• _REQUIREMENT_
Search the records that follow and extract every line containing the string "Trimestrales".
━━━━━━━━━━━━━━━━━━━━━━━━━━━━━━
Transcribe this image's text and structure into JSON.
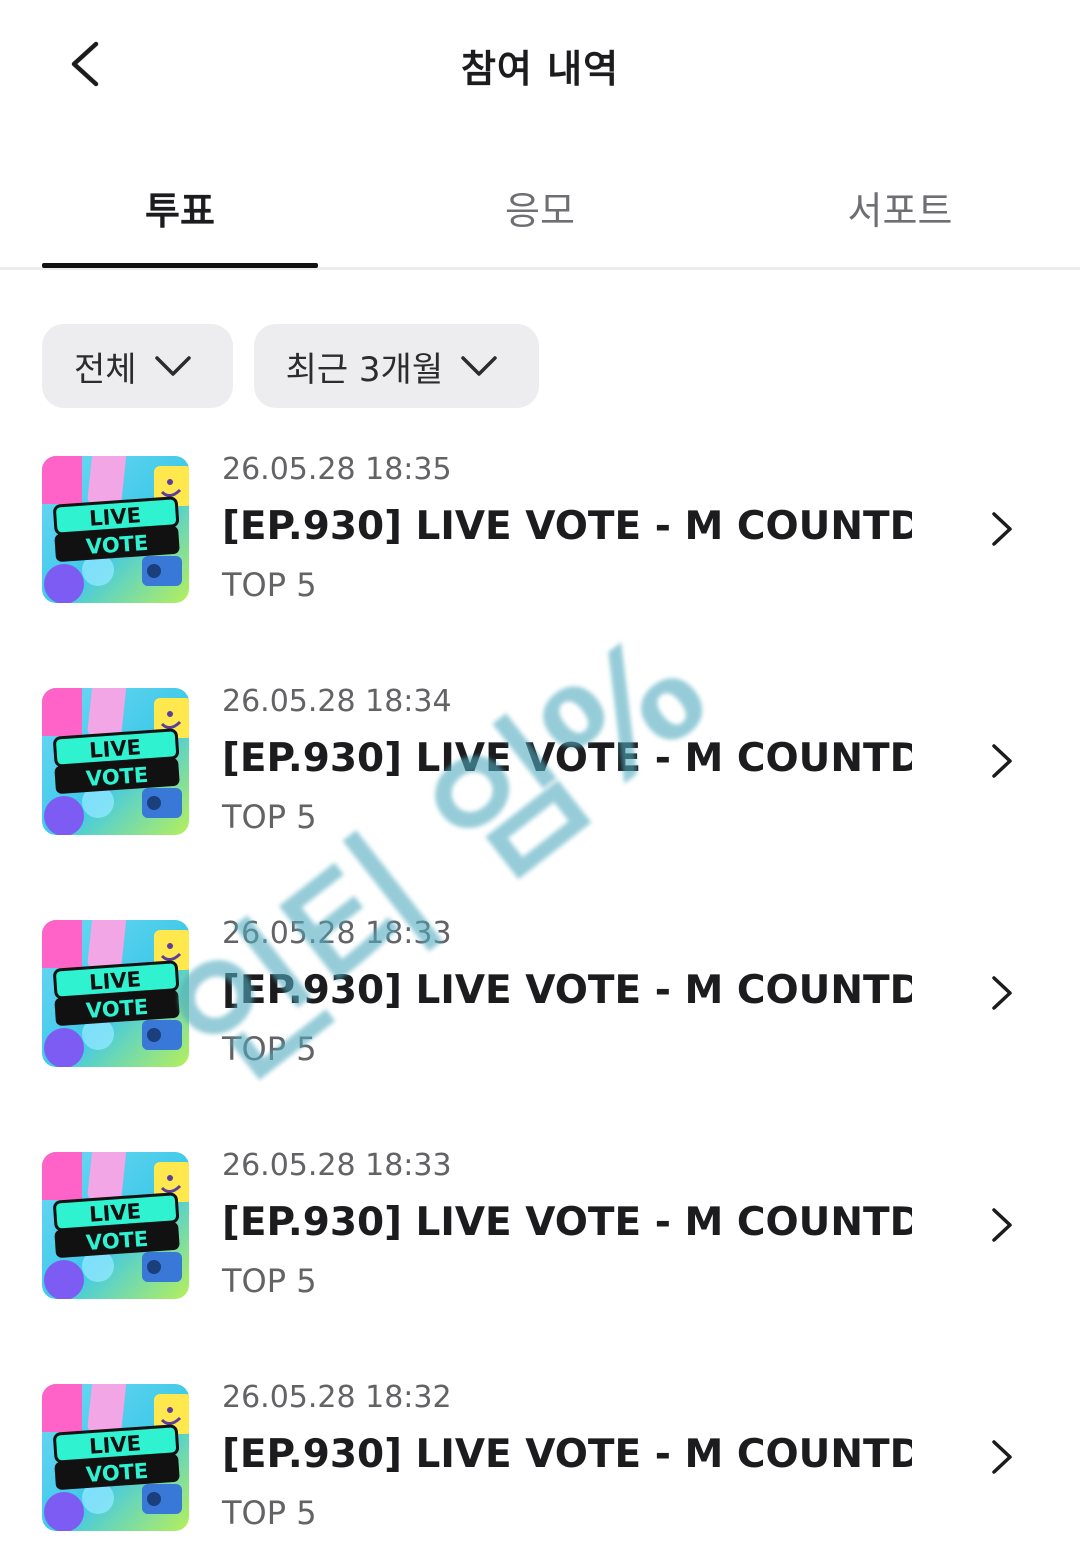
{
  "header": {
    "title": "참여 내역",
    "back_icon": "chevron-left-icon"
  },
  "tabs": [
    {
      "label": "투표",
      "active": true
    },
    {
      "label": "응모",
      "active": false
    },
    {
      "label": "서포트",
      "active": false
    }
  ],
  "filters": [
    {
      "label": "전체"
    },
    {
      "label": "최근 3개월"
    }
  ],
  "thumbnail": {
    "line1": "LIVE",
    "line2": "VOTE"
  },
  "items": [
    {
      "date": "26.05.28 18:35",
      "title": "[EP.930] LIVE VOTE - M COUNTD...",
      "subtitle": "TOP 5"
    },
    {
      "date": "26.05.28 18:34",
      "title": "[EP.930] LIVE VOTE - M COUNTD...",
      "subtitle": "TOP 5"
    },
    {
      "date": "26.05.28 18:33",
      "title": "[EP.930] LIVE VOTE - M COUNTD...",
      "subtitle": "TOP 5"
    },
    {
      "date": "26.05.28 18:33",
      "title": "[EP.930] LIVE VOTE - M COUNTD...",
      "subtitle": "TOP 5"
    },
    {
      "date": "26.05.28 18:32",
      "title": "[EP.930] LIVE VOTE - M COUNTD...",
      "subtitle": "TOP 5"
    }
  ],
  "watermark": "인티 임%",
  "colors": {
    "accent": "#111111",
    "chip_bg": "#ededef",
    "divider": "#ececee",
    "secondary_text": "#636366"
  }
}
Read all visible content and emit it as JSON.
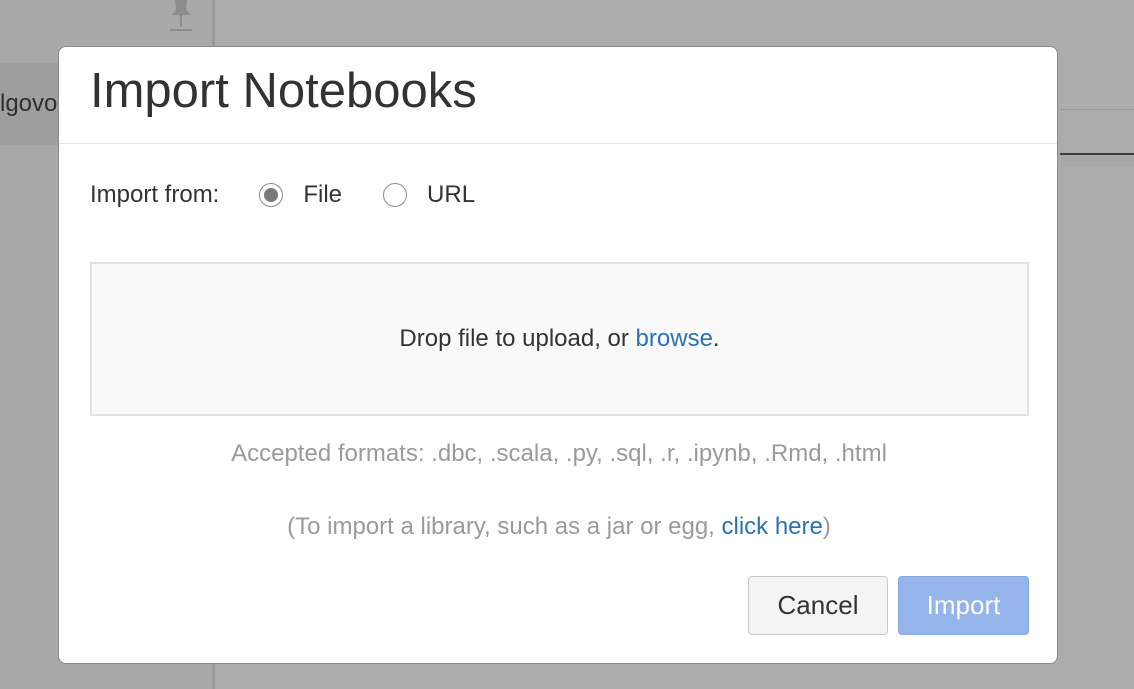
{
  "background": {
    "sidebar_partial_text": "lgovo",
    "pin_icon": "pin-icon"
  },
  "modal": {
    "title": "Import Notebooks",
    "import_from_label": "Import from:",
    "options": [
      {
        "label": "File",
        "selected": true
      },
      {
        "label": "URL",
        "selected": false
      }
    ],
    "dropzone": {
      "text_before": "Drop file to upload, or ",
      "browse_link": "browse",
      "text_after": "."
    },
    "accepted_formats": "Accepted formats: .dbc, .scala, .py, .sql, .r, .ipynb, .Rmd, .html",
    "library_note": {
      "before": "(To import a library, such as a jar or egg, ",
      "link": "click here",
      "after": ")"
    },
    "buttons": {
      "cancel": "Cancel",
      "import": "Import"
    }
  },
  "colors": {
    "link": "#2a72b5",
    "import_button_disabled": "#94b4ea",
    "overlay": "#acacac"
  }
}
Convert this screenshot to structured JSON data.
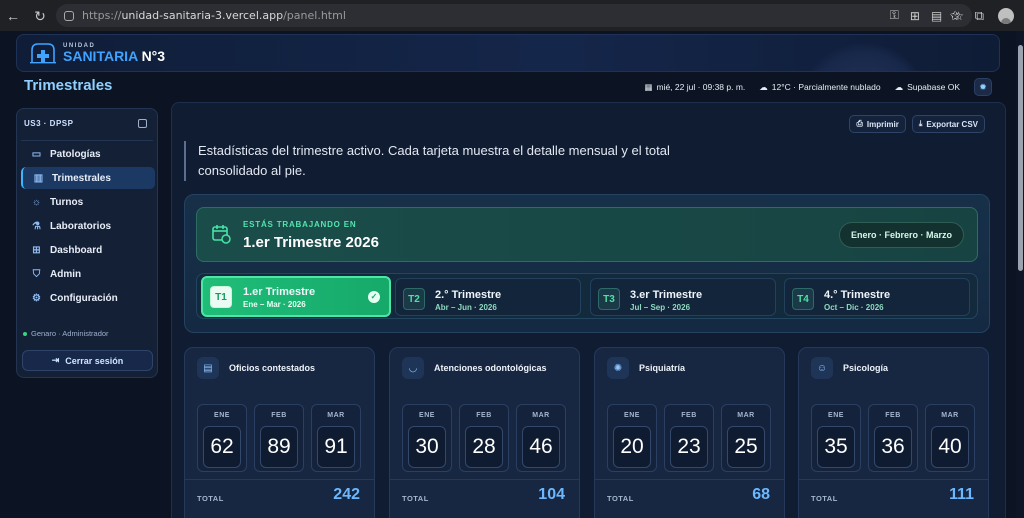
{
  "browser": {
    "url_prefix": "https://",
    "url_host": "unidad-sanitaria-3.vercel.app",
    "url_path": "/panel.html"
  },
  "banner": {
    "small": "UNIDAD",
    "big": "SANITARIA",
    "number": "N°3"
  },
  "header": {
    "title": "Trimestrales",
    "datetime": "mié, 22 jul · 09:38 p. m.",
    "weather": "12°C · Parcialmente nublado",
    "db_status": "Supabase OK"
  },
  "sidebar": {
    "head": "US3 · DPSP",
    "items": [
      {
        "label": "Patologías",
        "icon": "monitor-icon"
      },
      {
        "label": "Trimestrales",
        "icon": "bar-chart-icon"
      },
      {
        "label": "Turnos",
        "icon": "sun-icon"
      },
      {
        "label": "Laboratorios",
        "icon": "flask-icon"
      },
      {
        "label": "Dashboard",
        "icon": "grid-icon"
      },
      {
        "label": "Admin",
        "icon": "shield-icon"
      },
      {
        "label": "Configuración",
        "icon": "gear-icon"
      }
    ],
    "active_index": 1,
    "user": "Genaro · Administrador",
    "logout": "Cerrar sesión"
  },
  "actions": {
    "print": "Imprimir",
    "export": "Exportar CSV"
  },
  "intro": "Estadísticas del trimestre activo. Cada tarjeta muestra el detalle mensual y el total consolidado al pie.",
  "active_quarter": {
    "label": "ESTÁS TRABAJANDO EN",
    "title": "1.er Trimestre 2026",
    "months": "Enero · Febrero · Marzo"
  },
  "quarters": [
    {
      "badge": "T1",
      "title": "1.er Trimestre",
      "range": "Ene – Mar · 2026",
      "active": true
    },
    {
      "badge": "T2",
      "title": "2.° Trimestre",
      "range": "Abr – Jun · 2026",
      "active": false
    },
    {
      "badge": "T3",
      "title": "3.er Trimestre",
      "range": "Jul – Sep · 2026",
      "active": false
    },
    {
      "badge": "T4",
      "title": "4.° Trimestre",
      "range": "Oct – Dic · 2026",
      "active": false
    }
  ],
  "stats": {
    "total_label": "TOTAL",
    "cards": [
      {
        "title": "Oficios contestados",
        "icon": "document-icon",
        "months": [
          {
            "m": "ENE",
            "v": "62"
          },
          {
            "m": "FEB",
            "v": "89"
          },
          {
            "m": "MAR",
            "v": "91"
          }
        ],
        "total": "242"
      },
      {
        "title": "Atenciones odontológicas",
        "icon": "tooth-icon",
        "months": [
          {
            "m": "ENE",
            "v": "30"
          },
          {
            "m": "FEB",
            "v": "28"
          },
          {
            "m": "MAR",
            "v": "46"
          }
        ],
        "total": "104"
      },
      {
        "title": "Psiquiatría",
        "icon": "brain-icon",
        "months": [
          {
            "m": "ENE",
            "v": "20"
          },
          {
            "m": "FEB",
            "v": "23"
          },
          {
            "m": "MAR",
            "v": "25"
          }
        ],
        "total": "68"
      },
      {
        "title": "Psicología",
        "icon": "smile-icon",
        "months": [
          {
            "m": "ENE",
            "v": "35"
          },
          {
            "m": "FEB",
            "v": "36"
          },
          {
            "m": "MAR",
            "v": "40"
          }
        ],
        "total": "111"
      }
    ]
  },
  "colors": {
    "accent": "#3fb4ff",
    "success": "#1fbd78",
    "background": "#0c1424"
  }
}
━━━━━━━━━━━━━━━━━━━━━━━━━━━━━━
• _TASK OUTPUT_
    "title": "Trimestrales",
        "label": "Trimestrales",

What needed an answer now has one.